**The task**:
Restate the listing that follows word for word, without its pictures.

**Input records**:
============

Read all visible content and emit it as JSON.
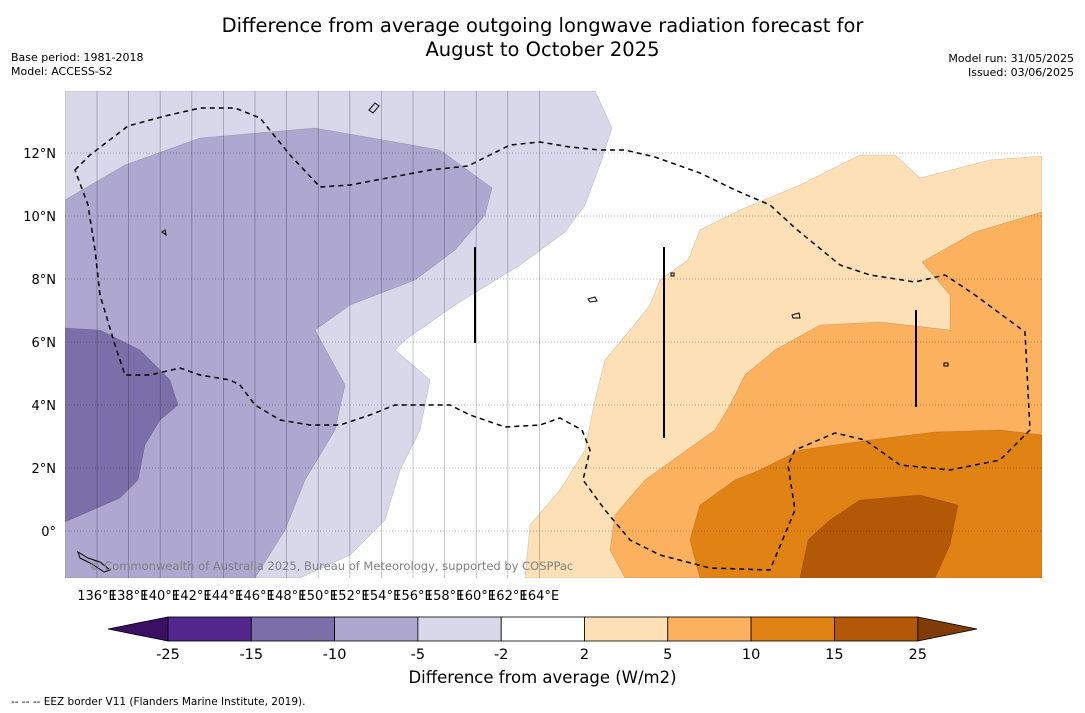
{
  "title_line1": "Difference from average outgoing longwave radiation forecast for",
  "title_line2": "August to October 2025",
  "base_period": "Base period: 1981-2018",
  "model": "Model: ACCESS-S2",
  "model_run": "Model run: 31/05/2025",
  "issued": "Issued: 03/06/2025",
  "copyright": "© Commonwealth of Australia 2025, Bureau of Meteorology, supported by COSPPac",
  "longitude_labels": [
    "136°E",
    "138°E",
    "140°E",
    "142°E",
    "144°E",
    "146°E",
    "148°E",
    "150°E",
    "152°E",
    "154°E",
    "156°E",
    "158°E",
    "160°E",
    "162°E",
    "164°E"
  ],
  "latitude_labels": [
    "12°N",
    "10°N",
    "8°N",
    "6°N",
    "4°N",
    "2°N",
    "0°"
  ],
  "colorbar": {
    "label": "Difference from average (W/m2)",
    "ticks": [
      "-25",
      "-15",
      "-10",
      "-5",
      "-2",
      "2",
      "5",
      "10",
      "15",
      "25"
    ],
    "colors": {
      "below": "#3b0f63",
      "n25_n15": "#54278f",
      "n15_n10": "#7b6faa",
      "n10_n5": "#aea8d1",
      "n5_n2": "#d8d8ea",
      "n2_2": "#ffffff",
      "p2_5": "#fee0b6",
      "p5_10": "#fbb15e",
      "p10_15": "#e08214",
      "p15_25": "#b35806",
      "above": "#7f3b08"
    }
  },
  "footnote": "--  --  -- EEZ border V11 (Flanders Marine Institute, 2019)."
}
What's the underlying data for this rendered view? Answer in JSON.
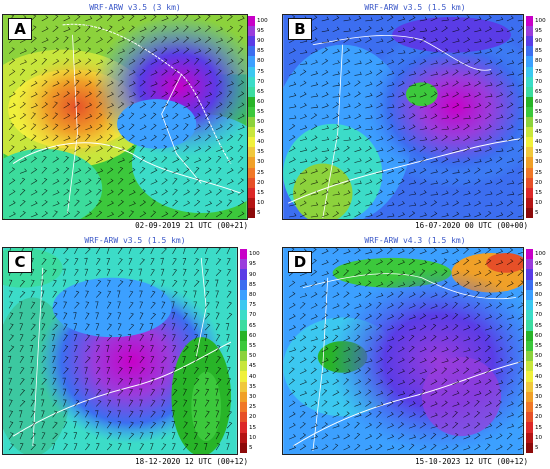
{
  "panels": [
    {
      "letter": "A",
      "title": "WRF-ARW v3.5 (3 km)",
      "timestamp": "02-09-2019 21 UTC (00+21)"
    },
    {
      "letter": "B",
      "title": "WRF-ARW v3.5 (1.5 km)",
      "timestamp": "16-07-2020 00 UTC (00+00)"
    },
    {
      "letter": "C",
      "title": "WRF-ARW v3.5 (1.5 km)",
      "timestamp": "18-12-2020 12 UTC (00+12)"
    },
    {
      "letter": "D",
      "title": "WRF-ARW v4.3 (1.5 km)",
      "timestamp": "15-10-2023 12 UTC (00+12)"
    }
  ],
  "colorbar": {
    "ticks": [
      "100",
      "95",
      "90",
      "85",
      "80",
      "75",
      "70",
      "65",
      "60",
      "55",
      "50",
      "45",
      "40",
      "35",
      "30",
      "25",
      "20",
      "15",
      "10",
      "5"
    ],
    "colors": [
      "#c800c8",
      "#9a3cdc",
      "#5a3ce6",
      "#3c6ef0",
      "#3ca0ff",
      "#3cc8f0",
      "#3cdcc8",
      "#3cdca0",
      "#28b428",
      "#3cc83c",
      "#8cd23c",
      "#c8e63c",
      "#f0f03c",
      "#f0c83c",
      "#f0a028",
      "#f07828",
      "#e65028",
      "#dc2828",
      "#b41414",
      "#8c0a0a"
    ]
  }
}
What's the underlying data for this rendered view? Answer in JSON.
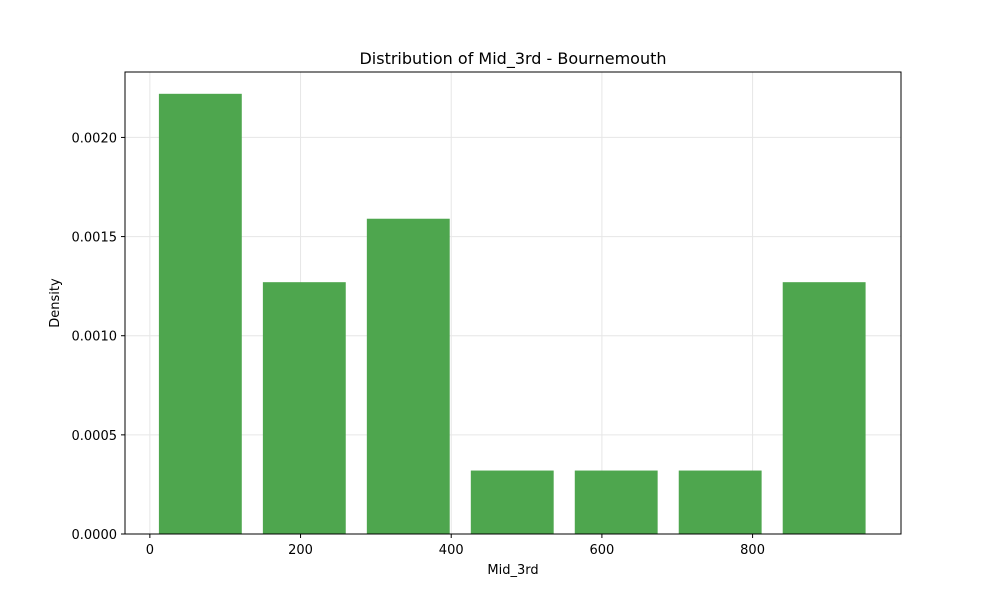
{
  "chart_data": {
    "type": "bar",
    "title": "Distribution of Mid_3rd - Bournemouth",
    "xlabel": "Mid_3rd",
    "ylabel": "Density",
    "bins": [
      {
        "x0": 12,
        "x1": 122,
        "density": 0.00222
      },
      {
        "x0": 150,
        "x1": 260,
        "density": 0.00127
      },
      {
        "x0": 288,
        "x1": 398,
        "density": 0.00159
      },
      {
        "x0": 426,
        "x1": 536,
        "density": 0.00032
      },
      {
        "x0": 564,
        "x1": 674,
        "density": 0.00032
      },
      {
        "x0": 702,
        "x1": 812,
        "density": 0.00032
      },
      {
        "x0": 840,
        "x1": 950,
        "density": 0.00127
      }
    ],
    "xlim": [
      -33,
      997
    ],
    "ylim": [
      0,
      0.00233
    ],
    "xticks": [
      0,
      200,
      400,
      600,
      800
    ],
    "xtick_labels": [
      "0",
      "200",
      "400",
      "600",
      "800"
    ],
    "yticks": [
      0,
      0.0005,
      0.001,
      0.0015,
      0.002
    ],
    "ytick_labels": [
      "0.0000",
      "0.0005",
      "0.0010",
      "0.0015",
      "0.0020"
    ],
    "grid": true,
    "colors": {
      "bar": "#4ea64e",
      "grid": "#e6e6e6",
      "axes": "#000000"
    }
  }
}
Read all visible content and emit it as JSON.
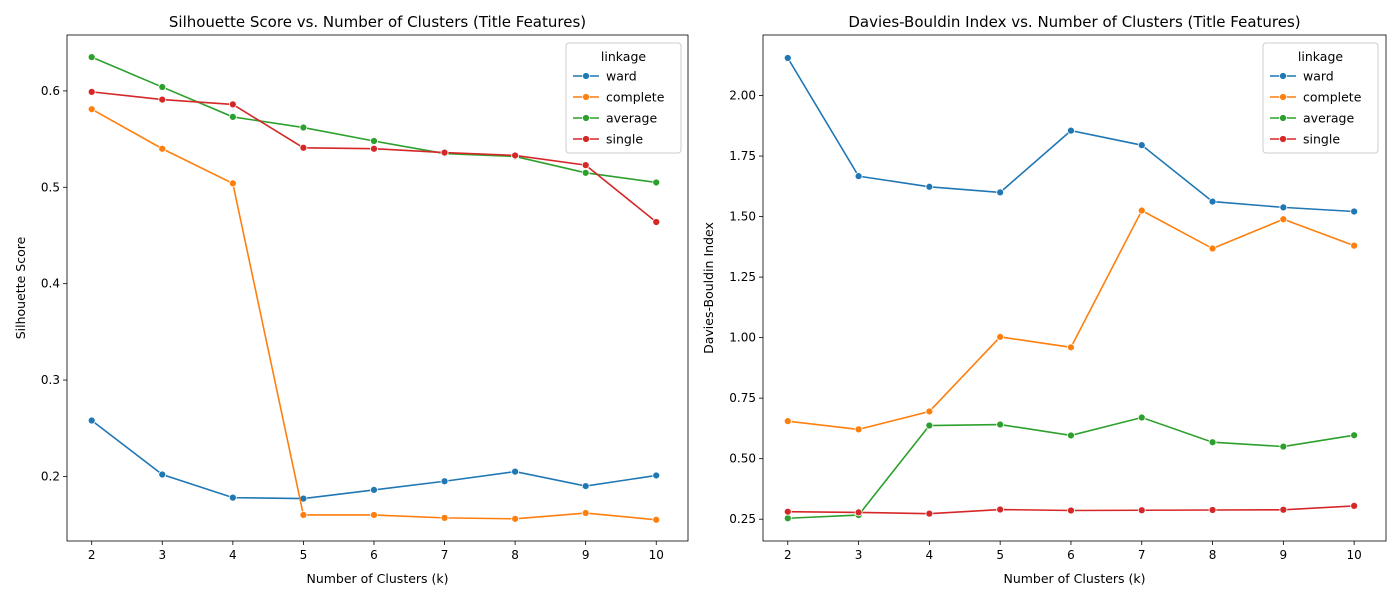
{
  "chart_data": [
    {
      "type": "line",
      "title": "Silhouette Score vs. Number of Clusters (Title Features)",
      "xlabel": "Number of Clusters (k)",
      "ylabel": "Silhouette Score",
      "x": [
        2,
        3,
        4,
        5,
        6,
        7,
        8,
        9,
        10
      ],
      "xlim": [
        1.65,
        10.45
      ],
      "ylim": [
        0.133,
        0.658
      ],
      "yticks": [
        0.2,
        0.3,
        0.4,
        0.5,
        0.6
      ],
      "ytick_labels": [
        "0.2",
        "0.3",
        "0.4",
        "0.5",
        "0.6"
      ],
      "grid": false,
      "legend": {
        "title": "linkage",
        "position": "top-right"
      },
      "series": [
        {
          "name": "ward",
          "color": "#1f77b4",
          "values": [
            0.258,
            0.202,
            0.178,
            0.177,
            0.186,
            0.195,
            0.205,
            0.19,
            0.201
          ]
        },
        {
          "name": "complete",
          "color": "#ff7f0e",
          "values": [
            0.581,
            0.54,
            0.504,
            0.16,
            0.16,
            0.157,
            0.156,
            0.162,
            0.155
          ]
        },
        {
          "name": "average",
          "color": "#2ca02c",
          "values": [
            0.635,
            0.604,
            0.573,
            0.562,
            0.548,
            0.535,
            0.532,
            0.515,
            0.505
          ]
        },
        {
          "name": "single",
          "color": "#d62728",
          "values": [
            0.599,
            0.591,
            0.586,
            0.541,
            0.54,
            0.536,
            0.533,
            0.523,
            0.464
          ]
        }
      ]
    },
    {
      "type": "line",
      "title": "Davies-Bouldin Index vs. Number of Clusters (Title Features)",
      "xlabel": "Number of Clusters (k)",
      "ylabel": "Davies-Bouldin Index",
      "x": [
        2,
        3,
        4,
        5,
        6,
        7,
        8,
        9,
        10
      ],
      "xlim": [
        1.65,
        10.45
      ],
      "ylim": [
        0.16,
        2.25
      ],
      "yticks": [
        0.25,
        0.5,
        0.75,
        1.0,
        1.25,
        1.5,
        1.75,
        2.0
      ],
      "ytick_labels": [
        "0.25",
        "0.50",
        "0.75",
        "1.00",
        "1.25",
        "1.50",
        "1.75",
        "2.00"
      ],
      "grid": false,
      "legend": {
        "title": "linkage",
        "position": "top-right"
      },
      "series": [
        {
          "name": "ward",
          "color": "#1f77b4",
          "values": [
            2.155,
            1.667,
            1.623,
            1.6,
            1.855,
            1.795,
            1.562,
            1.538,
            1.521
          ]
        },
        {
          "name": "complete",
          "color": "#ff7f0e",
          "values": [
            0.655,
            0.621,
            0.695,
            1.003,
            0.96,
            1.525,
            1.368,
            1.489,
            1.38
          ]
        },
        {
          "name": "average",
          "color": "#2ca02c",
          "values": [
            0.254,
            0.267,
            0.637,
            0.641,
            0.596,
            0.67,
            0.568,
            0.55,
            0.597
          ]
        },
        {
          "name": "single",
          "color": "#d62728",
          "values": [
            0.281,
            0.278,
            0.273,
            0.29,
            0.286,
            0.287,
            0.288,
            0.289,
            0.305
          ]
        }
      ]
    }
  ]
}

============

**Result**:
Read all visible content and emit it as JSON.
{
  "title_line1": "Difference from average outgoing longwave radiation forecast for",
  "title_line2": "August to October 2025",
  "base_period": "Base period: 1981-2018",
  "model": "Model: ACCESS-S2",
  "model_run": "Model run: 31/05/2025",
  "issued": "Issued: 03/06/2025",
  "copyright": "© Commonwealth of Australia 2025, Bureau of Meteorology, supported by COSPPac",
  "longitude_labels": [
    "136°E",
    "138°E",
    "140°E",
    "142°E",
    "144°E",
    "146°E",
    "148°E",
    "150°E",
    "152°E",
    "154°E",
    "156°E",
    "158°E",
    "160°E",
    "162°E",
    "164°E"
  ],
  "latitude_labels": [
    "12°N",
    "10°N",
    "8°N",
    "6°N",
    "4°N",
    "2°N",
    "0°"
  ],
  "colorbar": {
    "label": "Difference from average (W/m2)",
    "ticks": [
      "-25",
      "-15",
      "-10",
      "-5",
      "-2",
      "2",
      "5",
      "10",
      "15",
      "25"
    ],
    "colors": {
      "below": "#3b0f63",
      "n25_n15": "#54278f",
      "n15_n10": "#7b6faa",
      "n10_n5": "#aea8d1",
      "n5_n2": "#d8d8ea",
      "n2_2": "#ffffff",
      "p2_5": "#fee0b6",
      "p5_10": "#fbb15e",
      "p10_15": "#e08214",
      "p15_25": "#b35806",
      "above": "#7f3b08"
    }
  },
  "footnote": "--  --  -- EEZ border V11 (Flanders Marine Institute, 2019)."
}
What's the underlying data for this rendered view? Answer in JSON.
{
  "panels": [
    {
      "letter": "A",
      "title": "WRF-ARW v3.5 (3 km)",
      "timestamp": "02-09-2019 21 UTC (00+21)"
    },
    {
      "letter": "B",
      "title": "WRF-ARW v3.5 (1.5 km)",
      "timestamp": "16-07-2020 00 UTC (00+00)"
    },
    {
      "letter": "C",
      "title": "WRF-ARW v3.5 (1.5 km)",
      "timestamp": "18-12-2020 12 UTC (00+12)"
    },
    {
      "letter": "D",
      "title": "WRF-ARW v4.3 (1.5 km)",
      "timestamp": "15-10-2023 12 UTC (00+12)"
    }
  ],
  "colorbar": {
    "ticks": [
      "100",
      "95",
      "90",
      "85",
      "80",
      "75",
      "70",
      "65",
      "60",
      "55",
      "50",
      "45",
      "40",
      "35",
      "30",
      "25",
      "20",
      "15",
      "10",
      "5"
    ],
    "colors": [
      "#c800c8",
      "#9a3cdc",
      "#5a3ce6",
      "#3c6ef0",
      "#3ca0ff",
      "#3cc8f0",
      "#3cdcc8",
      "#3cdca0",
      "#28b428",
      "#3cc83c",
      "#8cd23c",
      "#c8e63c",
      "#f0f03c",
      "#f0c83c",
      "#f0a028",
      "#f07828",
      "#e65028",
      "#dc2828",
      "#b41414",
      "#8c0a0a"
    ]
  }
}
What's the underlying data for this rendered view? Answer in JSON.
{
  "chart_data": {
    "type": "bar",
    "title": "Distribution of Mid_3rd - Bournemouth",
    "xlabel": "Mid_3rd",
    "ylabel": "Density",
    "bins": [
      {
        "x0": 12,
        "x1": 122,
        "density": 0.00222
      },
      {
        "x0": 150,
        "x1": 260,
        "density": 0.00127
      },
      {
        "x0": 288,
        "x1": 398,
        "density": 0.00159
      },
      {
        "x0": 426,
        "x1": 536,
        "density": 0.00032
      },
      {
        "x0": 564,
        "x1": 674,
        "density": 0.00032
      },
      {
        "x0": 702,
        "x1": 812,
        "density": 0.00032
      },
      {
        "x0": 840,
        "x1": 950,
        "density": 0.00127
      }
    ],
    "xlim": [
      -33,
      997
    ],
    "ylim": [
      0,
      0.00233
    ],
    "xticks": [
      0,
      200,
      400,
      600,
      800
    ],
    "xtick_labels": [
      "0",
      "200",
      "400",
      "600",
      "800"
    ],
    "yticks": [
      0,
      0.0005,
      0.001,
      0.0015,
      0.002
    ],
    "ytick_labels": [
      "0.0000",
      "0.0005",
      "0.0010",
      "0.0015",
      "0.0020"
    ],
    "grid": true,
    "colors": {
      "bar": "#4ea64e",
      "grid": "#e6e6e6",
      "axes": "#000000"
    }
  }
}
Read all visible content and emit it as JSON.
{
  "chart_data": [
    {
      "type": "line",
      "title": "Silhouette Score vs. Number of Clusters (Title Features)",
      "xlabel": "Number of Clusters (k)",
      "ylabel": "Silhouette Score",
      "x": [
        2,
        3,
        4,
        5,
        6,
        7,
        8,
        9,
        10
      ],
      "xlim": [
        1.65,
        10.45
      ],
      "ylim": [
        0.133,
        0.658
      ],
      "yticks": [
        0.2,
        0.3,
        0.4,
        0.5,
        0.6
      ],
      "ytick_labels": [
        "0.2",
        "0.3",
        "0.4",
        "0.5",
        "0.6"
      ],
      "grid": false,
      "legend": {
        "title": "linkage",
        "position": "top-right"
      },
      "series": [
        {
          "name": "ward",
          "color": "#1f77b4",
          "values": [
            0.258,
            0.202,
            0.178,
            0.177,
            0.186,
            0.195,
            0.205,
            0.19,
            0.201
          ]
        },
        {
          "name": "complete",
          "color": "#ff7f0e",
          "values": [
            0.581,
            0.54,
            0.504,
            0.16,
            0.16,
            0.157,
            0.156,
            0.162,
            0.155
          ]
        },
        {
          "name": "average",
          "color": "#2ca02c",
          "values": [
            0.635,
            0.604,
            0.573,
            0.562,
            0.548,
            0.535,
            0.532,
            0.515,
            0.505
          ]
        },
        {
          "name": "single",
          "color": "#d62728",
          "values": [
            0.599,
            0.591,
            0.586,
            0.541,
            0.54,
            0.536,
            0.533,
            0.523,
            0.464
          ]
        }
      ]
    },
    {
      "type": "line",
      "title": "Davies-Bouldin Index vs. Number of Clusters (Title Features)",
      "xlabel": "Number of Clusters (k)",
      "ylabel": "Davies-Bouldin Index",
      "x": [
        2,
        3,
        4,
        5,
        6,
        7,
        8,
        9,
        10
      ],
      "xlim": [
        1.65,
        10.45
      ],
      "ylim": [
        0.16,
        2.25
      ],
      "yticks": [
        0.25,
        0.5,
        0.75,
        1.0,
        1.25,
        1.5,
        1.75,
        2.0
      ],
      "ytick_labels": [
        "0.25",
        "0.50",
        "0.75",
        "1.00",
        "1.25",
        "1.50",
        "1.75",
        "2.00"
      ],
      "grid": false,
      "legend": {
        "title": "linkage",
        "position": "top-right"
      },
      "series": [
        {
          "name": "ward",
          "color": "#1f77b4",
          "values": [
            2.155,
            1.667,
            1.623,
            1.6,
            1.855,
            1.795,
            1.562,
            1.538,
            1.521
          ]
        },
        {
          "name": "complete",
          "color": "#ff7f0e",
          "values": [
            0.655,
            0.621,
            0.695,
            1.003,
            0.96,
            1.525,
            1.368,
            1.489,
            1.38
          ]
        },
        {
          "name": "average",
          "color": "#2ca02c",
          "values": [
            0.254,
            0.267,
            0.637,
            0.641,
            0.596,
            0.67,
            0.568,
            0.55,
            0.597
          ]
        },
        {
          "name": "single",
          "color": "#d62728",
          "values": [
            0.281,
            0.278,
            0.273,
            0.29,
            0.286,
            0.287,
            0.288,
            0.289,
            0.305
          ]
        }
      ]
    }
  ]
}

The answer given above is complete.